## What the task asks:
Retype the data below line for line, keeping every character the same.

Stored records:
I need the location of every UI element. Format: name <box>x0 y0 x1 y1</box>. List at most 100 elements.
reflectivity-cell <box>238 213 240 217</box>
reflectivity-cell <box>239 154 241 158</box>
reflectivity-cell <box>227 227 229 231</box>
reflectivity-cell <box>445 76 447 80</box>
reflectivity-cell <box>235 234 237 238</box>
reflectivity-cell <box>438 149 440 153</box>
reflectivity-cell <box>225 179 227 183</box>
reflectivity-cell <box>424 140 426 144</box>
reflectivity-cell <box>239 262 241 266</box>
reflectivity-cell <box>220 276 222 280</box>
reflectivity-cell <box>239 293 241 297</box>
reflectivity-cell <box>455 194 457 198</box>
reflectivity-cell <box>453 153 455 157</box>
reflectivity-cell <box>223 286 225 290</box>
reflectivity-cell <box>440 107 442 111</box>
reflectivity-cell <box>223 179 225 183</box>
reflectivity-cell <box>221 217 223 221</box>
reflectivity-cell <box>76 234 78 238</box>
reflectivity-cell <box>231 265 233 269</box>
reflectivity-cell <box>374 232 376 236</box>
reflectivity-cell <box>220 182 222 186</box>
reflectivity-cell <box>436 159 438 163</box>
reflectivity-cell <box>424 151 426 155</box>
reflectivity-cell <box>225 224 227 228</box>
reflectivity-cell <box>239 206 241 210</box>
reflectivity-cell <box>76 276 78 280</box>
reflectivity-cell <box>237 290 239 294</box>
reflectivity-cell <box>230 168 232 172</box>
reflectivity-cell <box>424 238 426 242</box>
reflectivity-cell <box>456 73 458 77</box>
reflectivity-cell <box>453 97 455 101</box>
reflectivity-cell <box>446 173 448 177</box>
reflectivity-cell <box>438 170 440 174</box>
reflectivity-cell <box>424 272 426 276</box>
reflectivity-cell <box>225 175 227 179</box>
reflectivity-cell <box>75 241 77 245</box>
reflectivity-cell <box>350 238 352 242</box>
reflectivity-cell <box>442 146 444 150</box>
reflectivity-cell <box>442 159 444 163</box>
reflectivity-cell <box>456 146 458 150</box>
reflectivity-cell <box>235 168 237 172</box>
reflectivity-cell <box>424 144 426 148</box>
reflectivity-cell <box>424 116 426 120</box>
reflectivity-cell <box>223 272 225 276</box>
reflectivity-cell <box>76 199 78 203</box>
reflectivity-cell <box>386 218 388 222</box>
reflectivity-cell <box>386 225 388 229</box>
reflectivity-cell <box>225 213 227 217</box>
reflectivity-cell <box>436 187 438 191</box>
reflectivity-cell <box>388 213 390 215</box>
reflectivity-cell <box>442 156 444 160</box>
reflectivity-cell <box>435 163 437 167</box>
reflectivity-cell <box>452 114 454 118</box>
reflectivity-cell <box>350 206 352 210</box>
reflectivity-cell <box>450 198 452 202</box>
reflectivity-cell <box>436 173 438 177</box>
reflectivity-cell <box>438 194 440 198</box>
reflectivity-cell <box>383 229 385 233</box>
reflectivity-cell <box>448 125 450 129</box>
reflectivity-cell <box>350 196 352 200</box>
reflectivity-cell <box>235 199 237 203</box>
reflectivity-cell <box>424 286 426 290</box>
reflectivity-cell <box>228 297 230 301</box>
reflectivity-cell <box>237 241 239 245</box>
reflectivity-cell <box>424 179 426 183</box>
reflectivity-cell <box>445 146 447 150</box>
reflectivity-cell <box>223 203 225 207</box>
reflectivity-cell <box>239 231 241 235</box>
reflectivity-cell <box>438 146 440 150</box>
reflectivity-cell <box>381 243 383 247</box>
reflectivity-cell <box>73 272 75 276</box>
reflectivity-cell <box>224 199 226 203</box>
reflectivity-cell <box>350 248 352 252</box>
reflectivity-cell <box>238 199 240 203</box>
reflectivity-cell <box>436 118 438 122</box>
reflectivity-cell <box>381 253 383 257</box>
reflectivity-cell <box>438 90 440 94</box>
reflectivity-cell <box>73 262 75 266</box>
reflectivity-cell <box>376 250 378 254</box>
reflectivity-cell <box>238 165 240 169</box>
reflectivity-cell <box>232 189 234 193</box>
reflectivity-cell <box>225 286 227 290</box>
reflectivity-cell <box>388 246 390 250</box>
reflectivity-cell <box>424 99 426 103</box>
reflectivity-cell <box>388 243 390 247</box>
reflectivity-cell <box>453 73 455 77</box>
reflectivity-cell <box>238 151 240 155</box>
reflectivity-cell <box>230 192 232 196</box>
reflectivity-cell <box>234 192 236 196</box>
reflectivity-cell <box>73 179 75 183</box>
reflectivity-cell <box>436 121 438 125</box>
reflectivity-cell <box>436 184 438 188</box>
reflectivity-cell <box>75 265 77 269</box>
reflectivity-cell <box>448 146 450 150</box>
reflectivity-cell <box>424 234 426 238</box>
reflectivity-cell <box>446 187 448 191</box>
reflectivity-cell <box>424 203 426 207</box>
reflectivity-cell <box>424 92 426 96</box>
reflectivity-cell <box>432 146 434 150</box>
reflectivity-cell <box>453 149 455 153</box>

## Complete output:
I need the location of every UI element. Format: name <box>x0 y0 x1 y1</box>. List at most 100 elements.
reflectivity-cell <box>238 213 240 217</box>
reflectivity-cell <box>239 154 241 158</box>
reflectivity-cell <box>227 227 229 231</box>
reflectivity-cell <box>445 76 447 80</box>
reflectivity-cell <box>235 234 237 238</box>
reflectivity-cell <box>438 149 440 153</box>
reflectivity-cell <box>225 179 227 183</box>
reflectivity-cell <box>424 140 426 144</box>
reflectivity-cell <box>239 262 241 266</box>
reflectivity-cell <box>220 276 222 280</box>
reflectivity-cell <box>239 293 241 297</box>
reflectivity-cell <box>455 194 457 198</box>
reflectivity-cell <box>453 153 455 157</box>
reflectivity-cell <box>223 286 225 290</box>
reflectivity-cell <box>440 107 442 111</box>
reflectivity-cell <box>223 179 225 183</box>
reflectivity-cell <box>221 217 223 221</box>
reflectivity-cell <box>76 234 78 238</box>
reflectivity-cell <box>231 265 233 269</box>
reflectivity-cell <box>374 232 376 236</box>
reflectivity-cell <box>220 182 222 186</box>
reflectivity-cell <box>436 159 438 163</box>
reflectivity-cell <box>424 151 426 155</box>
reflectivity-cell <box>225 224 227 228</box>
reflectivity-cell <box>239 206 241 210</box>
reflectivity-cell <box>76 276 78 280</box>
reflectivity-cell <box>237 290 239 294</box>
reflectivity-cell <box>230 168 232 172</box>
reflectivity-cell <box>424 238 426 242</box>
reflectivity-cell <box>456 73 458 77</box>
reflectivity-cell <box>453 97 455 101</box>
reflectivity-cell <box>446 173 448 177</box>
reflectivity-cell <box>438 170 440 174</box>
reflectivity-cell <box>424 272 426 276</box>
reflectivity-cell <box>225 175 227 179</box>
reflectivity-cell <box>75 241 77 245</box>
reflectivity-cell <box>350 238 352 242</box>
reflectivity-cell <box>442 146 444 150</box>
reflectivity-cell <box>442 159 444 163</box>
reflectivity-cell <box>456 146 458 150</box>
reflectivity-cell <box>235 168 237 172</box>
reflectivity-cell <box>424 144 426 148</box>
reflectivity-cell <box>424 116 426 120</box>
reflectivity-cell <box>223 272 225 276</box>
reflectivity-cell <box>76 199 78 203</box>
reflectivity-cell <box>386 218 388 222</box>
reflectivity-cell <box>386 225 388 229</box>
reflectivity-cell <box>225 213 227 217</box>
reflectivity-cell <box>436 187 438 191</box>
reflectivity-cell <box>388 213 390 215</box>
reflectivity-cell <box>442 156 444 160</box>
reflectivity-cell <box>435 163 437 167</box>
reflectivity-cell <box>452 114 454 118</box>
reflectivity-cell <box>350 206 352 210</box>
reflectivity-cell <box>450 198 452 202</box>
reflectivity-cell <box>436 173 438 177</box>
reflectivity-cell <box>438 194 440 198</box>
reflectivity-cell <box>383 229 385 233</box>
reflectivity-cell <box>448 125 450 129</box>
reflectivity-cell <box>350 196 352 200</box>
reflectivity-cell <box>235 199 237 203</box>
reflectivity-cell <box>424 286 426 290</box>
reflectivity-cell <box>228 297 230 301</box>
reflectivity-cell <box>237 241 239 245</box>
reflectivity-cell <box>424 179 426 183</box>
reflectivity-cell <box>445 146 447 150</box>
reflectivity-cell <box>223 203 225 207</box>
reflectivity-cell <box>239 231 241 235</box>
reflectivity-cell <box>438 146 440 150</box>
reflectivity-cell <box>381 243 383 247</box>
reflectivity-cell <box>73 272 75 276</box>
reflectivity-cell <box>224 199 226 203</box>
reflectivity-cell <box>350 248 352 252</box>
reflectivity-cell <box>238 199 240 203</box>
reflectivity-cell <box>436 118 438 122</box>
reflectivity-cell <box>381 253 383 257</box>
reflectivity-cell <box>438 90 440 94</box>
reflectivity-cell <box>73 262 75 266</box>
reflectivity-cell <box>376 250 378 254</box>
reflectivity-cell <box>238 165 240 169</box>
reflectivity-cell <box>232 189 234 193</box>
reflectivity-cell <box>225 286 227 290</box>
reflectivity-cell <box>388 246 390 250</box>
reflectivity-cell <box>424 99 426 103</box>
reflectivity-cell <box>388 243 390 247</box>
reflectivity-cell <box>453 73 455 77</box>
reflectivity-cell <box>238 151 240 155</box>
reflectivity-cell <box>230 192 232 196</box>
reflectivity-cell <box>234 192 236 196</box>
reflectivity-cell <box>73 179 75 183</box>
reflectivity-cell <box>436 121 438 125</box>
reflectivity-cell <box>436 184 438 188</box>
reflectivity-cell <box>75 265 77 269</box>
reflectivity-cell <box>448 146 450 150</box>
reflectivity-cell <box>424 234 426 238</box>
reflectivity-cell <box>446 187 448 191</box>
reflectivity-cell <box>424 203 426 207</box>
reflectivity-cell <box>424 92 426 96</box>
reflectivity-cell <box>432 146 434 150</box>
reflectivity-cell <box>453 149 455 153</box>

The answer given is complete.